YOUR INSTRUCTIONS: Find the string "Child" in the listing and report every line that has it.

DATA:
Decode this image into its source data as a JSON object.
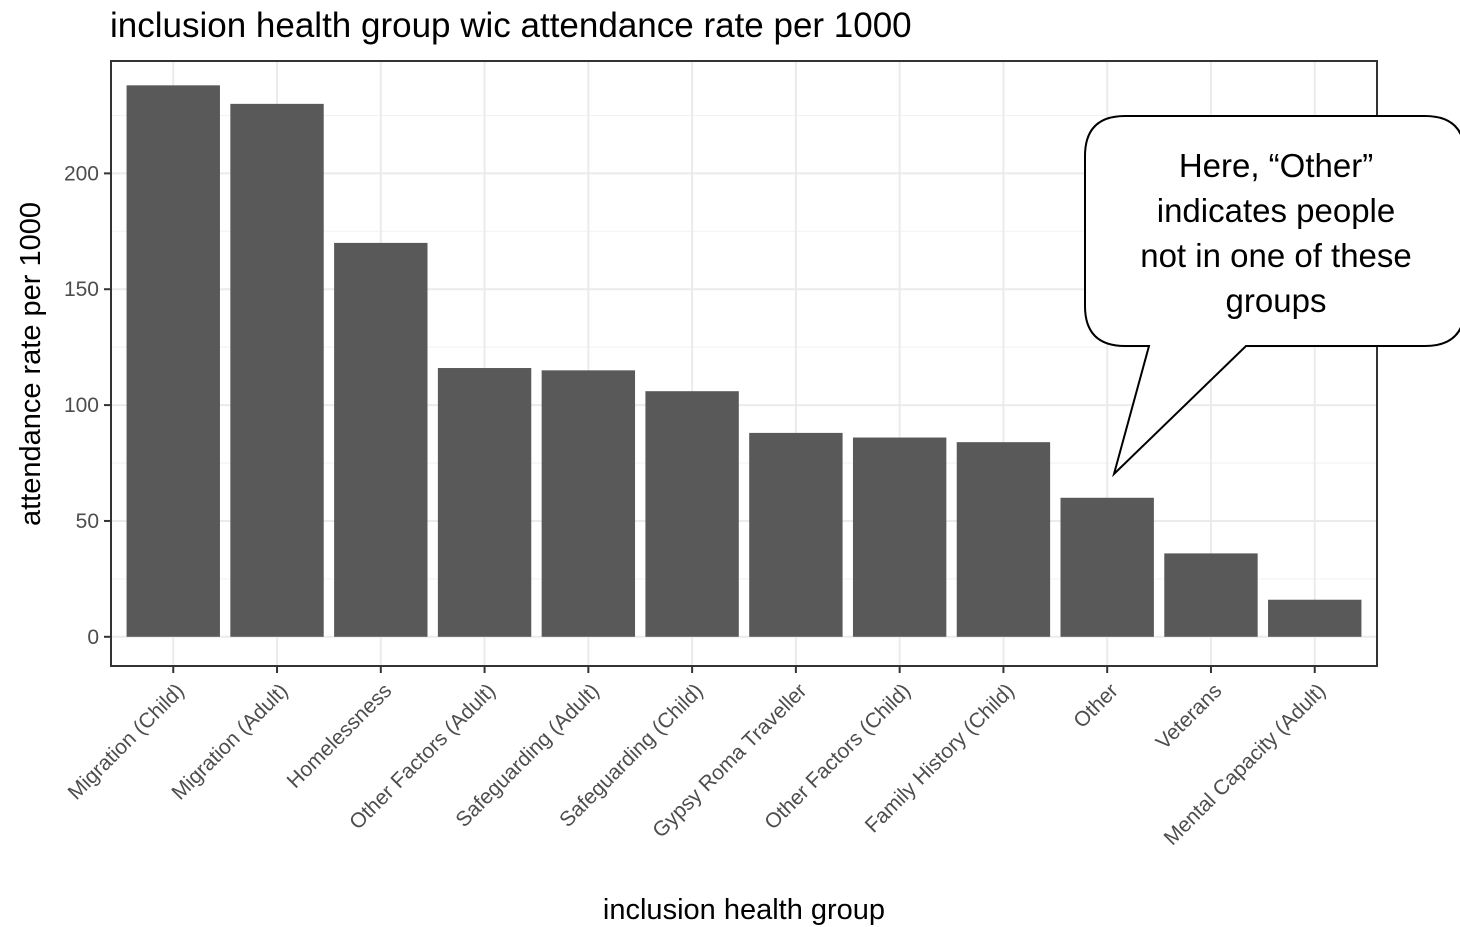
{
  "chart_data": {
    "type": "bar",
    "title": "inclusion health group wic attendance rate per 1000",
    "xlabel": "inclusion health group",
    "ylabel": "attendance rate per 1000",
    "categories": [
      "Migration (Child)",
      "Migration (Adult)",
      "Homelessness",
      "Other Factors (Adult)",
      "Safeguarding (Adult)",
      "Safeguarding (Child)",
      "Gypsy Roma Traveller",
      "Other Factors (Child)",
      "Family History (Child)",
      "Other",
      "Veterans",
      "Mental Capacity (Adult)"
    ],
    "values": [
      238,
      230,
      170,
      116,
      115,
      106,
      88,
      86,
      84,
      60,
      36,
      16
    ],
    "ylim": [
      -12.6,
      248.5
    ],
    "yticks": [
      0,
      50,
      100,
      150,
      200
    ],
    "grid": true,
    "bar_color": "#595959",
    "annotation": {
      "lines": [
        "Here, “Other”",
        "indicates people",
        "not in one of these",
        "groups"
      ],
      "points_to": "Other"
    }
  }
}
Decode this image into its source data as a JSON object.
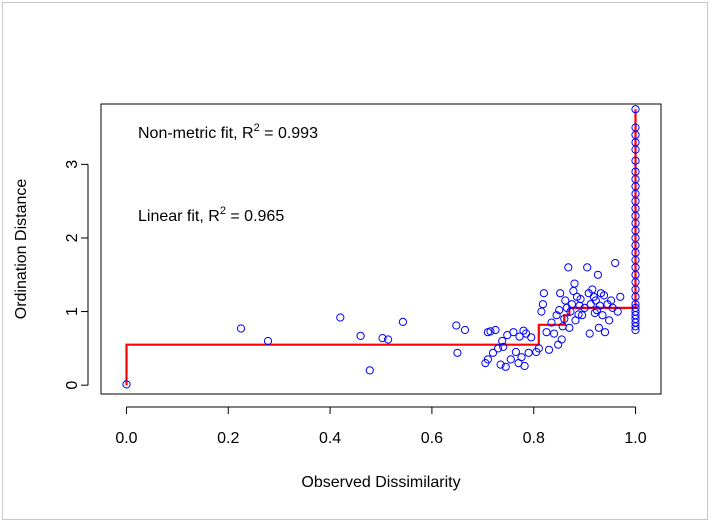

OUTPUT FOR THIS EXERCISE:
      "Migration (Child)",
      "Safeguarding (Child)",
      "Other Factors (Child)",
      "Family History (Child)",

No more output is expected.